**Brief**:
Go through the listing and pick out each line with the word "title" in it.

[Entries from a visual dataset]
####################

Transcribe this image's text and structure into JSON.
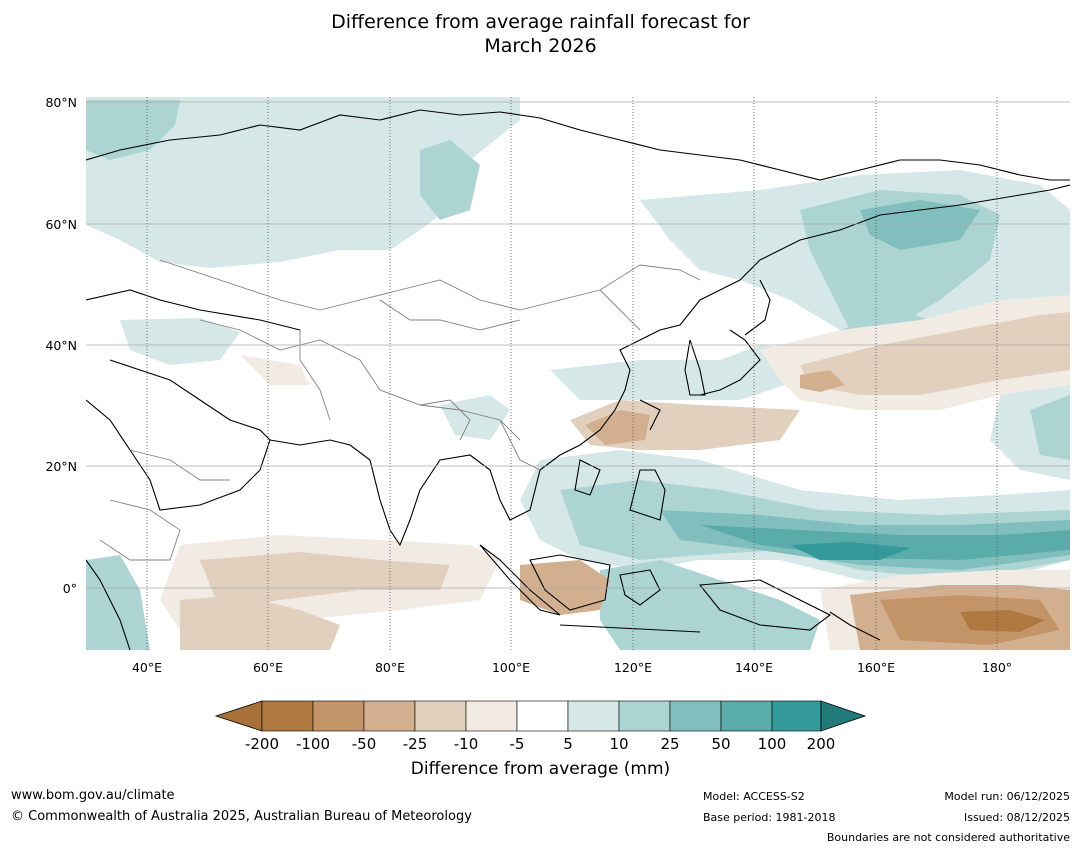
{
  "title": {
    "line1": "Difference from average rainfall forecast for",
    "line2": "March 2026"
  },
  "map": {
    "latitude_labels": [
      "80°N",
      "60°N",
      "40°N",
      "20°N",
      "0°"
    ],
    "longitude_labels": [
      "40°E",
      "60°E",
      "80°E",
      "100°E",
      "120°E",
      "140°E",
      "160°E",
      "180°"
    ],
    "extent": {
      "lon_min": 30,
      "lon_max": 192,
      "lat_min": -10,
      "lat_max": 81
    },
    "units": "mm"
  },
  "legend": {
    "title": "Difference from average (mm)",
    "tick_labels": [
      "-200",
      "-100",
      "-50",
      "-25",
      "-10",
      "-5",
      "5",
      "10",
      "25",
      "50",
      "100",
      "200"
    ],
    "colors": [
      "#a8703a",
      "#af7840",
      "#c39467",
      "#d2b08f",
      "#e2d0bf",
      "#f1ebe4",
      "#ffffff",
      "#d5e8e7",
      "#abd4d3",
      "#80bfbd",
      "#5aacaa",
      "#33999a",
      "#237a7a"
    ]
  },
  "footer": {
    "website": "www.bom.gov.au/climate",
    "copyright": "© Commonwealth of Australia 2025, Australian Bureau of Meteorology",
    "model": "Model: ACCESS-S2",
    "base_period": "Base period: 1981-2018",
    "model_run": "Model run: 06/12/2025",
    "issued": "Issued: 08/12/2025",
    "disclaimer": "Boundaries are not considered authoritative"
  }
}
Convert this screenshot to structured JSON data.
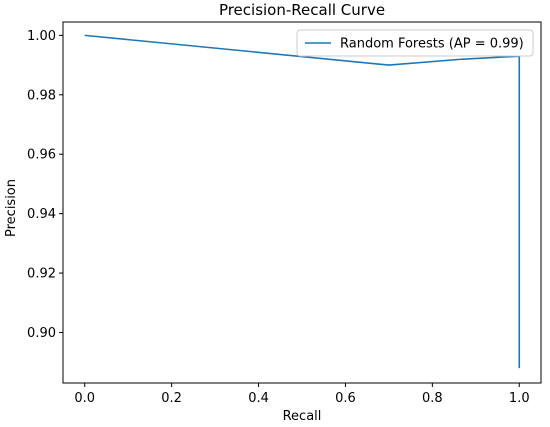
{
  "chart_data": {
    "type": "line",
    "title": "Precision-Recall Curve",
    "xlabel": "Recall",
    "ylabel": "Precision",
    "xlim": [
      -0.05,
      1.05
    ],
    "ylim": [
      0.883,
      1.0045
    ],
    "xticks": [
      0.0,
      0.2,
      0.4,
      0.6,
      0.8,
      1.0
    ],
    "xtick_labels": [
      "0.0",
      "0.2",
      "0.4",
      "0.6",
      "0.8",
      "1.0"
    ],
    "yticks": [
      0.9,
      0.92,
      0.94,
      0.96,
      0.98,
      1.0
    ],
    "ytick_labels": [
      "0.90",
      "0.92",
      "0.94",
      "0.96",
      "0.98",
      "1.00"
    ],
    "grid": false,
    "legend_position": "top-right",
    "series": [
      {
        "name": "Random Forests (AP = 0.99)",
        "color": "#1f77b4",
        "x": [
          0.0,
          0.7,
          0.87,
          1.0,
          1.0
        ],
        "y": [
          1.0,
          0.99,
          0.992,
          0.993,
          0.888
        ]
      }
    ]
  }
}
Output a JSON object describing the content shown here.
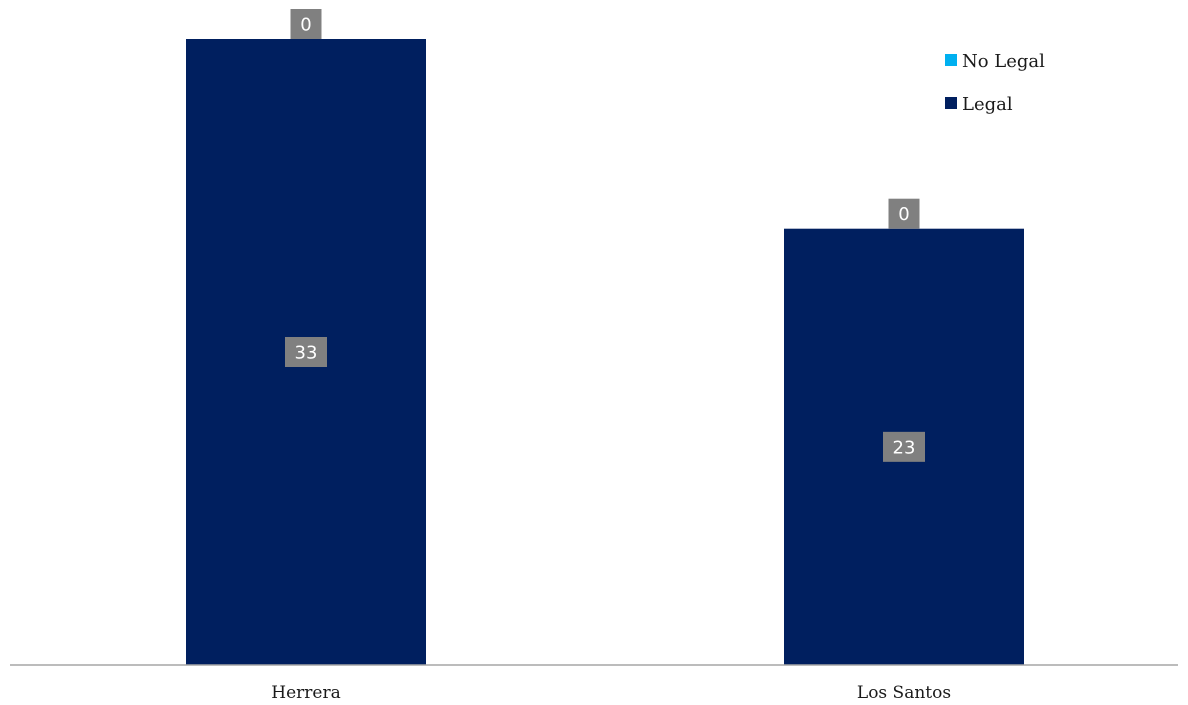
{
  "chart_data": {
    "type": "bar",
    "stacked": true,
    "categories": [
      "Herrera",
      "Los Santos"
    ],
    "series": [
      {
        "name": "Legal",
        "values": [
          33,
          23
        ],
        "color": "#001F5F"
      },
      {
        "name": "No Legal",
        "values": [
          0,
          0
        ],
        "color": "#00B0F0"
      }
    ],
    "legend": {
      "position": "top-right",
      "items": [
        "No Legal",
        "Legal"
      ]
    },
    "data_label_color": "#808080",
    "axis_line_color": "#A6A6A6",
    "grid": false
  }
}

####################

**Solution to this task**:
  "title": {
    "title": "Difference from average (mm)",
    "title": "Precision-Recall Curve",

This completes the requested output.